WHAT YOU HAVE TO DO =>
Only the lines holding the string "heading" are needed. Copy each one.

-- start --

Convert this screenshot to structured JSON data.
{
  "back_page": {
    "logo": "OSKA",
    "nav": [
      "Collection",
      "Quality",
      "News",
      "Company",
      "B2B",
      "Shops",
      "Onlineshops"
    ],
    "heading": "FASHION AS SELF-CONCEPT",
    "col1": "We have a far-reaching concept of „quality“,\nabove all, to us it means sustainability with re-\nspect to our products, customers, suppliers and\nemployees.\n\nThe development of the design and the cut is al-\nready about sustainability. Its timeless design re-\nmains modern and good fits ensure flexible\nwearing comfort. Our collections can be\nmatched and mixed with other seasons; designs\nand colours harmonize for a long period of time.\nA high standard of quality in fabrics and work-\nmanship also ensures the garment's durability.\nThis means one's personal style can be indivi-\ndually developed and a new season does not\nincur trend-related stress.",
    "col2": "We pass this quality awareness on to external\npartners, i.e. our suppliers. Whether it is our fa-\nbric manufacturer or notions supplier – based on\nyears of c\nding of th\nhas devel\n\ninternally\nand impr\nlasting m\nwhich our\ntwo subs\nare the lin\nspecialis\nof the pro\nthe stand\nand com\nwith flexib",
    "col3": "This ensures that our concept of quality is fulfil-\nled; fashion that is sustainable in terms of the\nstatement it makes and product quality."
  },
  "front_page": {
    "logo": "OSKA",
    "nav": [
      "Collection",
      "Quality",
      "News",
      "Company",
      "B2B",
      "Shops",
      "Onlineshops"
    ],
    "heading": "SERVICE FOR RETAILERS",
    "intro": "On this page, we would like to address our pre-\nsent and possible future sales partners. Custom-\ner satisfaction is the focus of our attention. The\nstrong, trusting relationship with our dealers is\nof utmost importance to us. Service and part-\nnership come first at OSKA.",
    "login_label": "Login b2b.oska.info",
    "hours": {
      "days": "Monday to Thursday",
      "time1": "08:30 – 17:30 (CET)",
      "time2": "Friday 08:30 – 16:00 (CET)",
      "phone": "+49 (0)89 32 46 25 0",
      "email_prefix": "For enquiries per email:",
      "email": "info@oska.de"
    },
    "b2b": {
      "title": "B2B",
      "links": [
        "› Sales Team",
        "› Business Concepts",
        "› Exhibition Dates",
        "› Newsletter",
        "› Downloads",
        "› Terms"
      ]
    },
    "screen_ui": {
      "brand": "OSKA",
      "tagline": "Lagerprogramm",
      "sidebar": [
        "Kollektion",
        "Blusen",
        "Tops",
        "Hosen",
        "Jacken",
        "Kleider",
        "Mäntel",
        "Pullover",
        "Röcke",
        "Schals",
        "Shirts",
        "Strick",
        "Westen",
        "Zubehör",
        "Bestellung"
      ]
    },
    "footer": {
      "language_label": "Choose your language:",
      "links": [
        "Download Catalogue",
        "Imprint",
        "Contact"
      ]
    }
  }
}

-- end --

CORRECT ANSWER =>
    "heading": "FASHION AS SELF-CONCEPT",
    "heading": "SERVICE FOR RETAILERS",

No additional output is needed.